Begin
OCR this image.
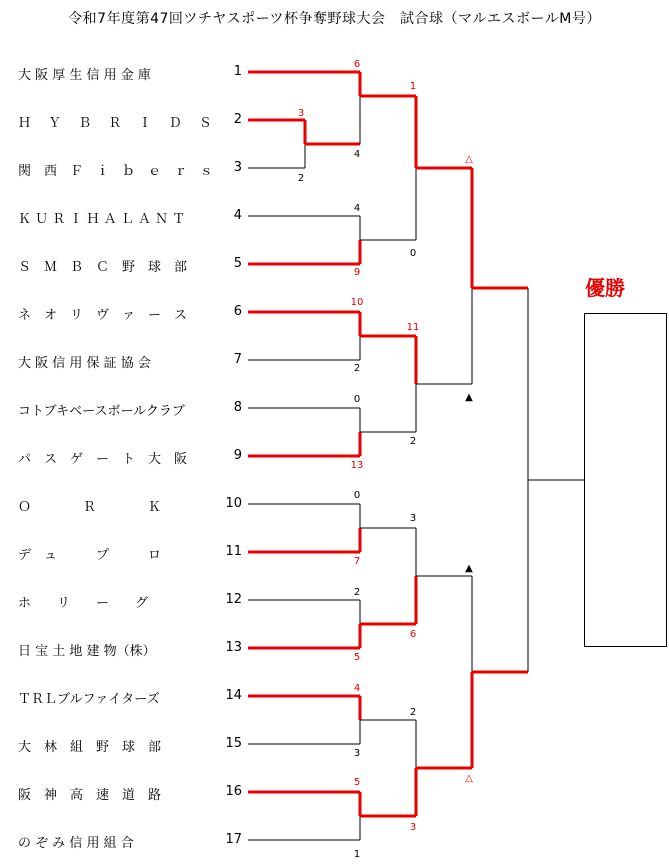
令和7年度第47回ツチヤスポーツ杯争奪野球大会　試合球（マルエスボールM号）
大 阪 厚 生 信 用 金 庫	1
Ｈ　 Ｙ 　Ｂ　 Ｒ 　Ｉ　 Ｄ 　Ｓ 2
関　西　Ｆ　ｉ　ｂ　ｅ　ｒ　ｓ 3
Ｋ Ｕ Ｒ Ｉ Ｈ Ａ Ｌ Ａ Ｎ Ｔ	4
Ｓ　Ｍ　Ｂ　Ｃ　野　球　部	5
ネ　オ　リ　ヴ　ァ　ー　ス	6
大 阪 信 用 保 証 協 会	7
コトブキベースボールクラブ	8
パ　ス　ゲ　ー　ト　大　阪	9
Ｏ　　　　Ｒ　　　　Ｋ	10
デ　ュ　　　プ　　　ロ	11
ホ　　リ　　ー　　グ	12
日 宝 土 地 建 物（株）	13
ＴＲＬブルファイターズ	14
大　林　組　野　球　部	15
阪　神　高　速　道　路	16
の ぞ み 信 用 組 合	17
3
2
6
4
4
9
10
2
0
13
0
7
2
5
4
3
5
1
1
0
11
2
3
6
2
3
△
▲
▲
△
優勝
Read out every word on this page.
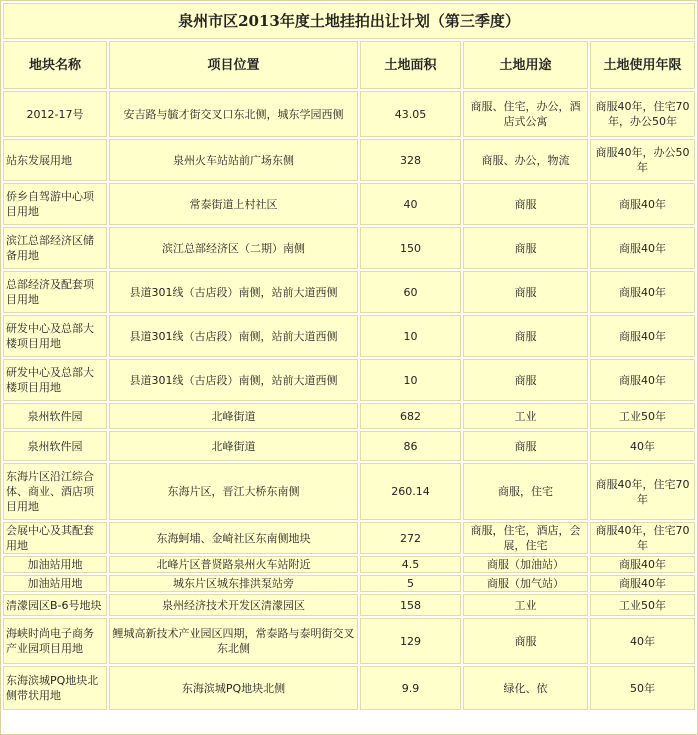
泉州市区2013年度土地挂拍出让计划（第三季度）				
地块名称	项目位置	土地面积	土地用途	土地使用年限
2012-17号	安吉路与毓才街交叉口东北侧，城东学园西侧	43.05	商服、住宅，办公，酒店式公寓	商服40年，住宅70年，办公50年
站东发展用地	泉州火车站站前广场东侧	328	商服、办公，物流	商服40年，办公50年
侨乡自驾游中心项目用地	常泰街道上村社区	40	商服	商服40年
滨江总部经济区储备用地	滨江总部经济区（二期）南侧	150	商服	商服40年
总部经济及配套项目用地	县道301线（古店段）南侧，站前大道西侧	60	商服	商服40年
研发中心及总部大楼项目用地	县道301线（古店段）南侧，站前大道西侧	10	商服	商服40年
研发中心及总部大楼项目用地	县道301线（古店段）南侧，站前大道西侧	10	商服	商服40年
泉州软件园	北峰街道	682	工业	工业50年
泉州软件园	北峰街道	86	商服	40年
东海片区沿江综合体、商业、酒店项目用地	东海片区，晋江大桥东南侧	260.14	商服，住宅	商服40年，住宅70年
会展中心及其配套用地	东海蚵埔、金崎社区东南侧地块	272	商服，住宅，酒店，会展，住宅	商服40年，住宅70年
加油站用地	北峰片区普贤路泉州火车站附近	4.5	商服（加油站）	商服40年
加油站用地	城东片区城东排洪泵站旁	5	商服（加气站）	商服40年
清濛园区B-6号地块	泉州经济技术开发区清濛园区	158	工业	工业50年
海峡时尚电子商务产业园项目用地	鲤城高新技术产业园区四期，常泰路与泰明街交叉东北侧	129	商服	40年
东海滨城PQ地块北侧带状用地	东海滨城PQ地块北侧	9.9	绿化、依	50年
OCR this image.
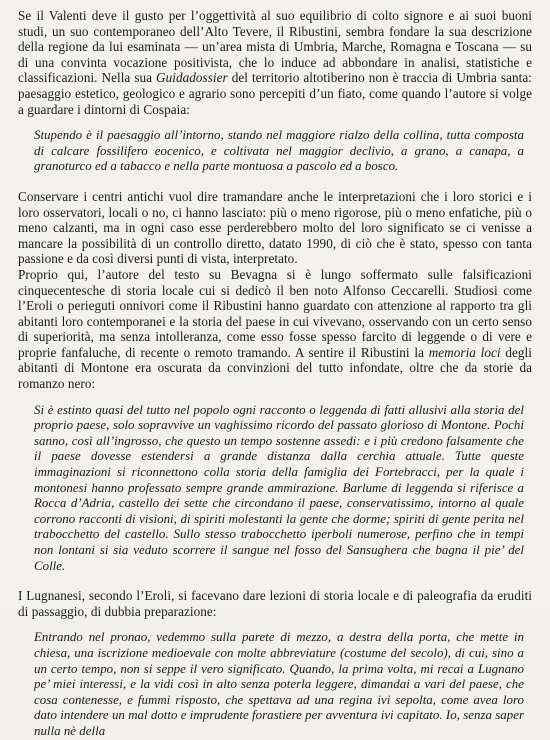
Se il Valenti deve il gusto per l’oggettività al suo equilibrio di colto signore e ai suoi buoni studi, un suo contemporaneo dell’Alto Tevere, il Ribustini, sembra fondare la sua descrizione della regione da lui esaminata — un’area mista di Umbria, Marche, Romagna e Toscana — su di una convinta vocazione positivista, che lo induce ad abbondare in analisi, statistiche e classificazioni. Nella sua Guidadossier del territorio altotiberino non è traccia di Umbria santa: paesaggio estetico, geologico e agrario sono percepiti d’un fiato, come quando l’autore si volge a guardare i dintorni di Cospaia:

Stupendo è il paesaggio all’intorno, stando nel maggiore rialzo della collina, tutta composta di calcare fossilifero eocenico, e coltivata nel maggior declivio, a grano, a canapa, a granoturco ed a tabacco e nella parte montuosa a pascolo ed a bosco.

Conservare i centri antichi vuol dire tramandare anche le interpretazioni che i loro storici e i loro osservatori, locali o no, ci hanno lasciato: più o meno rigorose, più o meno enfatiche, più o meno calzanti, ma in ogni caso esse perderebbero molto del loro significato se ci venisse a mancare la possibilità di un controllo diretto, datato 1990, di ciò che è stato, spesso con tanta passione e da così diversi punti di vista, interpretato.

Proprio qui, l’autore del testo su Bevagna si è lungo soffermato sulle falsificazioni cinquecentesche di storia locale cui si dedicò il ben noto Alfonso Ceccarelli. Studiosi come l’Eroli o perieguti onnivori come il Ribustini hanno guardato con attenzione al rapporto tra gli abitanti loro contemporanei e la storia del paese in cui vivevano, osservando con un certo senso di superiorità, ma senza intolleranza, come esso fosse spesso farcito di leggende o di vere e proprie fanfaluche, di recente o remoto tramando. A sentire il Ribustini la memoria loci degli abitanti di Montone era oscurata da convinzioni del tutto infondate, oltre che da storie da romanzo nero:

Si è estinto quasi del tutto nel popolo ogni racconto o leggenda di fatti allusivi alla storia del proprio paese, solo sopravvive un vaghissimo ricordo del passato glorioso di Montone. Pochi sanno, così all’ingrosso, che questo un tempo sostenne assedi: e i più credono falsamente che il paese dovesse estendersi a grande distanza dalla cerchia attuale. Tutte queste immaginazioni si riconnettono colla storia della famiglia dei Fortebracci, per la quale i montonesi hanno professato sempre grande ammirazione. Barlume di leggenda si riferisce a Rocca d’Adria, castello dei sette che circondano il paese, conservatissimo, intorno al quale corrono racconti di visioni, di spiriti molestanti la gente che dorme; spiriti di gente perita nel trabocchetto del castello. Sullo stesso trabocchetto iperboli numerose, perfino che in tempi non lontani si sia veduto scorrere il sangue nel fosso del Sansughera che bagna il pie’ del Colle.

I Lugnanesi, secondo l’Eroli, si facevano dare lezioni di storia locale e di paleografia da eruditi di passaggio, di dubbia preparazione:

Entrando nel pronao, vedemmo sulla parete di mezzo, a destra della porta, che mette in chiesa, una iscrizione medioevale con molte abbreviature (costume del secolo), di cui, sino a un certo tempo, non si seppe il vero significato. Quando, la prima volta, mi recai a Lugnano pe’ miei interessi, e la vidi così in alto senza poterla leggere, dimandai a vari del paese, che cosa contenesse, e fummi risposto, che spettava ad una regina ivi sepolta, come avea loro dato intendere un mal dotto e imprudente forastiere per avventura ivi capitato. Io, senza saper nulla nè della
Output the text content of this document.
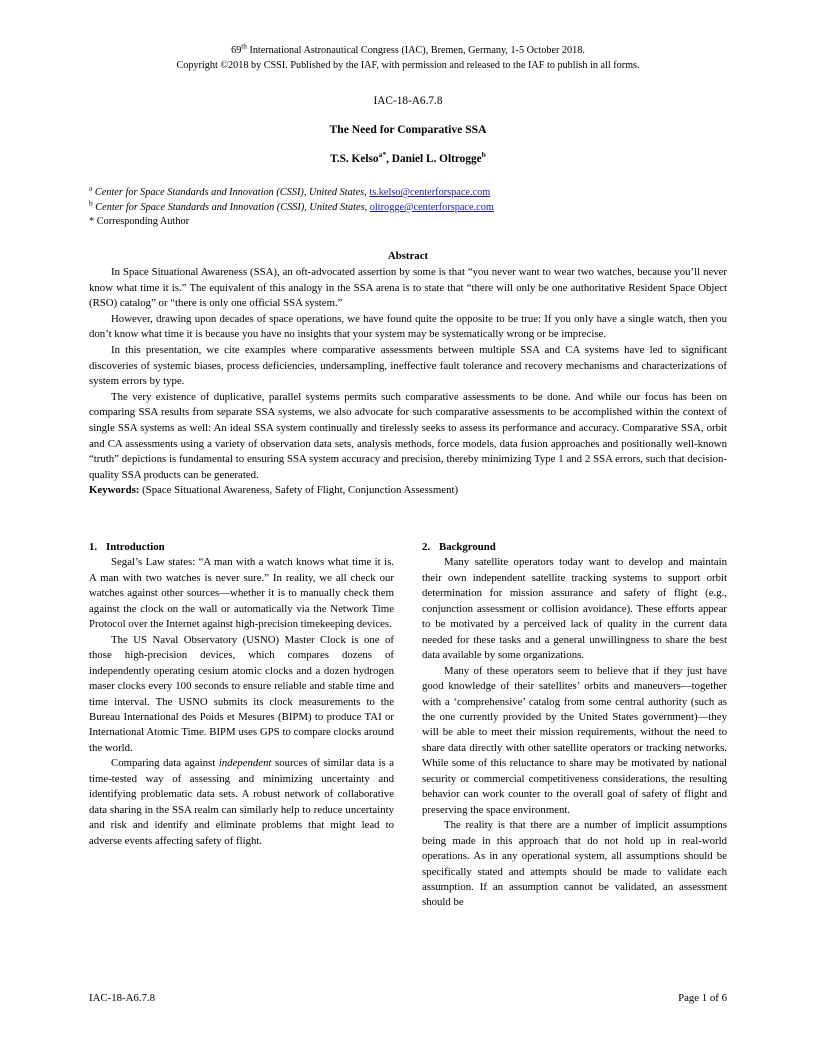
69th International Astronautical Congress (IAC), Bremen, Germany, 1-5 October 2018.
Copyright ©2018 by CSSI. Published by the IAF, with permission and released to the IAF to publish in all forms.
IAC-18-A6.7.8
The Need for Comparative SSA
T.S. Kelso$^{a*}$, Daniel L. Oltrogge$^b$
$^a$ Center for Space Standards and Innovation (CSSI), United States, ts.kelso@centerforspace.com
$^b$ Center for Space Standards and Innovation (CSSI), United States, oltrogge@centerforspace.com
* Corresponding Author
Abstract

In Space Situational Awareness (SSA), an oft-advocated assertion by some is that “you never want to wear two watches, because you’ll never know what time it is.” The equivalent of this analogy in the SSA arena is to state that “there will only be one authoritative Resident Space Object (RSO) catalog” or “there is only one official SSA system.”

However, drawing upon decades of space operations, we have found quite the opposite to be true: If you only have a single watch, then you don’t know what time it is because you have no insights that your system may be systematically wrong or be imprecise.

In this presentation, we cite examples where comparative assessments between multiple SSA and CA systems have led to significant discoveries of systemic biases, process deficiencies, undersampling, ineffective fault tolerance and recovery mechanisms and characterizations of system errors by type.

The very existence of duplicative, parallel systems permits such comparative assessments to be done. And while our focus has been on comparing SSA results from separate SSA systems, we also advocate for such comparative assessments to be accomplished within the context of single SSA systems as well: An ideal SSA system continually and tirelessly seeks to assess its performance and accuracy. Comparative SSA, orbit and CA assessments using a variety of observation data sets, analysis methods, force models, data fusion approaches and positionally well-known “truth” depictions is fundamental to ensuring SSA system accuracy and precision, thereby minimizing Type 1 and 2 SSA errors, such that decision-quality SSA products can be generated.

Keywords: (Space Situational Awareness, Safety of Flight, Conjunction Assessment)

1. Introduction

Segal’s Law states: “A man with a watch knows what time it is. A man with two watches is never sure.” In reality, we all check our watches against other sources—whether it is to manually check them against the clock on the wall or automatically via the Network Time Protocol over the Internet against high-precision timekeeping devices.

The US Naval Observatory (USNO) Master Clock is one of those high-precision devices, which compares dozens of independently operating cesium atomic clocks and a dozen hydrogen maser clocks every 100 seconds to ensure reliable and stable time and time interval. The USNO submits its clock measurements to the Bureau International des Poids et Mesures (BIPM) to produce TAI or International Atomic Time. BIPM uses GPS to compare clocks around the world.

Comparing data against independent sources of similar data is a time-tested way of assessing and minimizing uncertainty and identifying problematic data sets. A robust network of collaborative data sharing in the SSA realm can similarly help to reduce uncertainty and risk and identify and eliminate problems that might lead to adverse events affecting safety of flight.

2. Background

Many satellite operators today want to develop and maintain their own independent satellite tracking systems to support orbit determination for mission assurance and safety of flight (e.g., conjunction assessment or collision avoidance). These efforts appear to be motivated by a perceived lack of quality in the current data needed for these tasks and a general unwillingness to share the best data available by some organizations.

Many of these operators seem to believe that if they just have good knowledge of their satellites’ orbits and maneuvers—together with a ‘comprehensive’ catalog from some central authority (such as the one currently provided by the United States government)—they will be able to meet their mission requirements, without the need to share data directly with other satellite operators or tracking networks. While some of this reluctance to share may be motivated by national security or commercial competitiveness considerations, the resulting behavior can work counter to the overall goal of safety of flight and preserving the space environment.

The reality is that there are a number of implicit assumptions being made in this approach that do not hold up in real-world operations. As in any operational system, all assumptions should be specifically stated and attempts should be made to validate each assumption. If an assumption cannot be validated, an assessment should be

IAC-18-A6.7.8	Page 1 of 6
End
[Directive] Report how many lines in this data include the string "加油站用地", and nothing else.

[Output of the exercise] 2